◆ What to work on
Below are some records. Pull every line that contains the word "анализ".

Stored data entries
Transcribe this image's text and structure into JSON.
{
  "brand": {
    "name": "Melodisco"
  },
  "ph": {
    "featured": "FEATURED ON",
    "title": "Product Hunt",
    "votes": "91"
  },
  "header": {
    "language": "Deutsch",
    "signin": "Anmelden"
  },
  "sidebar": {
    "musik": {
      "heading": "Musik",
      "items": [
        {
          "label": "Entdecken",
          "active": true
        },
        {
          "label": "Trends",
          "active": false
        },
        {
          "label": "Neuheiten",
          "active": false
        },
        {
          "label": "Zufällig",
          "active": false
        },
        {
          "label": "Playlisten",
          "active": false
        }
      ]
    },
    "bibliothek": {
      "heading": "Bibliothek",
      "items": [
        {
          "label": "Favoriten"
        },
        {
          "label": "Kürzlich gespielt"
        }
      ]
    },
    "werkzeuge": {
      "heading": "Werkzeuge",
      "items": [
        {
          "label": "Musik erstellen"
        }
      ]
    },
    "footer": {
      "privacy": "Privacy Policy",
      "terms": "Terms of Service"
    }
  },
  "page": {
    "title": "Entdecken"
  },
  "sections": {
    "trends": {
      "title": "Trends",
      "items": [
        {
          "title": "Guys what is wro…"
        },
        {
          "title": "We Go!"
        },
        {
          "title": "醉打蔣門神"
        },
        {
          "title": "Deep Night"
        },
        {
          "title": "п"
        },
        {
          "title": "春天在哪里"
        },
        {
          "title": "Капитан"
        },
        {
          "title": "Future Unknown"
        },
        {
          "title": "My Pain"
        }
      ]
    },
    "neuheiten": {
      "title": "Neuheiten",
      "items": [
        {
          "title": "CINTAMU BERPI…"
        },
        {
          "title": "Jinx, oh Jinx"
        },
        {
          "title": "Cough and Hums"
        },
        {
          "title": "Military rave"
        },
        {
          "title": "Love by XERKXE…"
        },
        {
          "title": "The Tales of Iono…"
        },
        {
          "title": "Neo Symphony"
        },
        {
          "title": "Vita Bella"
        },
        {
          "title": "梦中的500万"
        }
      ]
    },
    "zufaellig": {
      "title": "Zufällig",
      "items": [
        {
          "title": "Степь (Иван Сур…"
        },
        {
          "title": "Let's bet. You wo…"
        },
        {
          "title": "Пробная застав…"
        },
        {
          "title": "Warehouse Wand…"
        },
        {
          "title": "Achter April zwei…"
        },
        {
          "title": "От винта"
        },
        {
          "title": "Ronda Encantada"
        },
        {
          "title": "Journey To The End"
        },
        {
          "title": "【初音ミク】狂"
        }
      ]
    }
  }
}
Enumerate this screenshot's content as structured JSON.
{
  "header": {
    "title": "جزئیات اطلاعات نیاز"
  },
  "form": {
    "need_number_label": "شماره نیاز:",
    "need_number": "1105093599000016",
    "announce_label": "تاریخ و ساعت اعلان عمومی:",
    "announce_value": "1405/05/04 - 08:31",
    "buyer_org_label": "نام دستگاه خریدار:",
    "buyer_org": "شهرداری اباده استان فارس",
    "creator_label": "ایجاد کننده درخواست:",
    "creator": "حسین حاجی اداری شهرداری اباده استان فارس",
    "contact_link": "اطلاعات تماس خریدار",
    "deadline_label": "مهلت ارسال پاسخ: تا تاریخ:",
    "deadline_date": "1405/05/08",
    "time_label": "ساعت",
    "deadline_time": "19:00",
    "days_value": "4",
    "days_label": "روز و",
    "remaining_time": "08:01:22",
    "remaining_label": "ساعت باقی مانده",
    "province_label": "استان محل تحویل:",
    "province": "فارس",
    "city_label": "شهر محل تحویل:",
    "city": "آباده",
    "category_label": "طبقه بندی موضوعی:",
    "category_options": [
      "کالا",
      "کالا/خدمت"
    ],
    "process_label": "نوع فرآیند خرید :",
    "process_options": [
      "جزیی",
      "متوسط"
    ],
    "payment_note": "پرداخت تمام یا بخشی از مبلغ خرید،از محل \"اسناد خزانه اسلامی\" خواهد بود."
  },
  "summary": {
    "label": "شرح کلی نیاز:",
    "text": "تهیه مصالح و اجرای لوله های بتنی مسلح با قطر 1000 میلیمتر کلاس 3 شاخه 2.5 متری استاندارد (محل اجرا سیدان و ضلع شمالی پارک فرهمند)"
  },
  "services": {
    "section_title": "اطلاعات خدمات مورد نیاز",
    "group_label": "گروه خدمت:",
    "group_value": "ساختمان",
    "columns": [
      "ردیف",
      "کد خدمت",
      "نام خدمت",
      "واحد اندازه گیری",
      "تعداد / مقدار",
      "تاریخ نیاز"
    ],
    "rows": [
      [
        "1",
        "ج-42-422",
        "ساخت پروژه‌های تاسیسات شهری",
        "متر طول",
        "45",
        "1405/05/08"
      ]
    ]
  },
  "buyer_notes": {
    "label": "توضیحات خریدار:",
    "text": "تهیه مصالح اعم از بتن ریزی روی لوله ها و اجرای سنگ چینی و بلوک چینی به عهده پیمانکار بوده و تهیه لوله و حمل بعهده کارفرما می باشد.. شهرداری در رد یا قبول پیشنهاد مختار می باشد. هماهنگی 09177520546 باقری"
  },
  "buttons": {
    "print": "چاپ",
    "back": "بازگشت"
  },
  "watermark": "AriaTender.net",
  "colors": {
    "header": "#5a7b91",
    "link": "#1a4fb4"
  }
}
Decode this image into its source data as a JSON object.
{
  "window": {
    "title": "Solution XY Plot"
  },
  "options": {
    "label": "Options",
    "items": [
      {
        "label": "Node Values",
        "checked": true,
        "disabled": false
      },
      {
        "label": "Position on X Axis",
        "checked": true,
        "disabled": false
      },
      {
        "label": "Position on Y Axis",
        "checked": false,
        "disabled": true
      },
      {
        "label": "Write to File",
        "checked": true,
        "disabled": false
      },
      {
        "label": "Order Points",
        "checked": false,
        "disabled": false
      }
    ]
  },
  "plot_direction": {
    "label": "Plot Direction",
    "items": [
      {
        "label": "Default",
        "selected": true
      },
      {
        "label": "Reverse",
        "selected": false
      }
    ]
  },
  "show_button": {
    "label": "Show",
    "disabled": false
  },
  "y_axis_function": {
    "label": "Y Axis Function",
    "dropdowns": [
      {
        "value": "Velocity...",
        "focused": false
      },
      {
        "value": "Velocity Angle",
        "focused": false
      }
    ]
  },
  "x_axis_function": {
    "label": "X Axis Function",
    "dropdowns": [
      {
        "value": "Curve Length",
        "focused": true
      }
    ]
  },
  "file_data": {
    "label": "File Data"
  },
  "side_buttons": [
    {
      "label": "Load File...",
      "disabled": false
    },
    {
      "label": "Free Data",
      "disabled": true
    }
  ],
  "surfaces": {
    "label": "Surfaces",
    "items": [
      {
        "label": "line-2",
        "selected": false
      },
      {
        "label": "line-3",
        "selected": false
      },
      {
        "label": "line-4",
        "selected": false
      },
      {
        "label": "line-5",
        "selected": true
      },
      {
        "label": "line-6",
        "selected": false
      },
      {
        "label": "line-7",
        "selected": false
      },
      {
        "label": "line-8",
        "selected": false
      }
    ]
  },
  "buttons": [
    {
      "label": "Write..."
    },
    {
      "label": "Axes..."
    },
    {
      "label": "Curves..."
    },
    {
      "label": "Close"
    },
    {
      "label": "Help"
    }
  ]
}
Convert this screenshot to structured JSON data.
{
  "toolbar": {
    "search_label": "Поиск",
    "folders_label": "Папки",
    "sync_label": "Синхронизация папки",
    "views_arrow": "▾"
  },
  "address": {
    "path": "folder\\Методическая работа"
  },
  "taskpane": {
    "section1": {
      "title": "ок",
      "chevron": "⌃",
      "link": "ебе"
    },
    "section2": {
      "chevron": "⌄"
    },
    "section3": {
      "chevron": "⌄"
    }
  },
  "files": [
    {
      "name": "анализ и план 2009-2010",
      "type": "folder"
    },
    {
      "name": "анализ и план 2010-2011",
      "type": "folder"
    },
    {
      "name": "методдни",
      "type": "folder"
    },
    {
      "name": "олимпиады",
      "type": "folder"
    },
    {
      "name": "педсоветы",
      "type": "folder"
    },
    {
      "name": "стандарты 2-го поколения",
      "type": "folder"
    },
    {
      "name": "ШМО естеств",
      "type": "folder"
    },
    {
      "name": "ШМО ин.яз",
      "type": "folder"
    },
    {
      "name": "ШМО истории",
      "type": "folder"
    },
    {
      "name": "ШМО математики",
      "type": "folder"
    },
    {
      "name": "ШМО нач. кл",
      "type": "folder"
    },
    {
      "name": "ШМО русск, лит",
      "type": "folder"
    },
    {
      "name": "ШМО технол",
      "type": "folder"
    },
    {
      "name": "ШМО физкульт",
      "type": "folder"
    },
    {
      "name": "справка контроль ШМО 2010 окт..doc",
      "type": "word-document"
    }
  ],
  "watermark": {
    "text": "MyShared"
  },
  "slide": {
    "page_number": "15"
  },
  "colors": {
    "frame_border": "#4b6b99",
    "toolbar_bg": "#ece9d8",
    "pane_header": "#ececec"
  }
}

◆ Solution to this problem
      "name": "анализ и план 2009-2010",
      "name": "анализ и план 2010-2011",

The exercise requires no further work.